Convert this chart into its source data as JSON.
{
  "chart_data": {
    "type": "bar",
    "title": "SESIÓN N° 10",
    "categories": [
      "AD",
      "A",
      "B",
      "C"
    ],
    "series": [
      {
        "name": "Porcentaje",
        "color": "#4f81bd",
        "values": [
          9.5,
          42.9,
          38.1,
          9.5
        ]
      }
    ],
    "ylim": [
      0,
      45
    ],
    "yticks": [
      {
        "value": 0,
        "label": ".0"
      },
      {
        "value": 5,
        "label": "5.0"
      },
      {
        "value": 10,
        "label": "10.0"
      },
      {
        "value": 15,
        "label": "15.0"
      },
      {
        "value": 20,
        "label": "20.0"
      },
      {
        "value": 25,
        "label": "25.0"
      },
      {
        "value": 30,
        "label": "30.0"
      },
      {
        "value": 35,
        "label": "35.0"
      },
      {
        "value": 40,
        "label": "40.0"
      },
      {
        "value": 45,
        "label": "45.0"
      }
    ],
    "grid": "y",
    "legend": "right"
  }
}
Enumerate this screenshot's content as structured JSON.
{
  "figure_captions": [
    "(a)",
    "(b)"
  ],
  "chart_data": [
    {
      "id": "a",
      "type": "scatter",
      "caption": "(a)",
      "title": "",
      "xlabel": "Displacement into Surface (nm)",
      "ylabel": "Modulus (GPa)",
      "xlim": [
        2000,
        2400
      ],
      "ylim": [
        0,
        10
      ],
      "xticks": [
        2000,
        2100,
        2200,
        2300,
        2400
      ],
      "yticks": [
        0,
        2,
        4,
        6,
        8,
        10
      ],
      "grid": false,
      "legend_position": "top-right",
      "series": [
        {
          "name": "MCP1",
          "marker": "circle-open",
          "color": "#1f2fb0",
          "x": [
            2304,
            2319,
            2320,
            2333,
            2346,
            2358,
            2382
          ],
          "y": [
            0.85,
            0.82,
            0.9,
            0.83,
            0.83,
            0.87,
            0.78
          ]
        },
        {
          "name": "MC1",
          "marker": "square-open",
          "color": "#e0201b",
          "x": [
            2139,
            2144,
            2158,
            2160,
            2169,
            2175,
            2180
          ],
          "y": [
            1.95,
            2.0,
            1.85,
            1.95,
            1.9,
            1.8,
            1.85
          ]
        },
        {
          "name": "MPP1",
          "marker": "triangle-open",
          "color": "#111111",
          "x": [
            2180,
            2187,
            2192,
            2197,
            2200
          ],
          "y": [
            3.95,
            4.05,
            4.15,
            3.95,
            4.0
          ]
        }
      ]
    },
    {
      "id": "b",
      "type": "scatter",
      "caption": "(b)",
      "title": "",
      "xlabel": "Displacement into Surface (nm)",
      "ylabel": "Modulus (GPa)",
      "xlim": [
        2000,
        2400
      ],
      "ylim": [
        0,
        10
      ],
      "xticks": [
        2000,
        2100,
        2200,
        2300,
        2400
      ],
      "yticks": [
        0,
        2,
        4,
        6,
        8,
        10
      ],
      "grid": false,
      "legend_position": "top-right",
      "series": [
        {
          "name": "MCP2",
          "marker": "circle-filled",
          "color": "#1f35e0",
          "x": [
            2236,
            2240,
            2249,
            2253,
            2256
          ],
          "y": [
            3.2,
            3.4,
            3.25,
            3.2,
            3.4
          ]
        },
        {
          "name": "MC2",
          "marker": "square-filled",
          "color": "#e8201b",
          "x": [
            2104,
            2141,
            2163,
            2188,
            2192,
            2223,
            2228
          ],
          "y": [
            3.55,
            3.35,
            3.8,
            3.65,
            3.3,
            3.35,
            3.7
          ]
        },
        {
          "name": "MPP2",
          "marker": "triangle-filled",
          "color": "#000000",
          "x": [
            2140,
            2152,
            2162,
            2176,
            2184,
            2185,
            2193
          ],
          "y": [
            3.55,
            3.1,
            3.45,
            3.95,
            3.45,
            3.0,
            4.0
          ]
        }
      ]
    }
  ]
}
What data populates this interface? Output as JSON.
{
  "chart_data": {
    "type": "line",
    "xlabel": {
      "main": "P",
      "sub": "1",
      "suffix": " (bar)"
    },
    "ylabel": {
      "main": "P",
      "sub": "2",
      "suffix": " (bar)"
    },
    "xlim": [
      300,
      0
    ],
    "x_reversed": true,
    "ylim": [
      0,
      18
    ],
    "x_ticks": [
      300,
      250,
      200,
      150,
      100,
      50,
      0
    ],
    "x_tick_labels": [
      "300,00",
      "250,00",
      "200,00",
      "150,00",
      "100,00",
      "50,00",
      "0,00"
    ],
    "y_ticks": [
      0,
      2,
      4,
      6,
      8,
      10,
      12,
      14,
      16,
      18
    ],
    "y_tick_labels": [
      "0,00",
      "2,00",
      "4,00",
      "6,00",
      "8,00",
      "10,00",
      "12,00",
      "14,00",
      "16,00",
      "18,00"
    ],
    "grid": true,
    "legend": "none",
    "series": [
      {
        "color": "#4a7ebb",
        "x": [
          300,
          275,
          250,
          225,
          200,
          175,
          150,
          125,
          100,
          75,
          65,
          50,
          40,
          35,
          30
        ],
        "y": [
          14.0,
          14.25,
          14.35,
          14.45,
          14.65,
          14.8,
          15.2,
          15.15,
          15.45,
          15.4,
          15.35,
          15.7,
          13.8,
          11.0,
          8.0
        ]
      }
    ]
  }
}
□ □ □ □ □
* Set problem
For each line above that contains the word "marker", copy that line.

* Task response
          "marker": "circle-open",
          "marker": "square-open",
          "marker": "triangle-open",
          "marker": "circle-filled",
          "marker": "square-filled",
          "marker": "triangle-filled",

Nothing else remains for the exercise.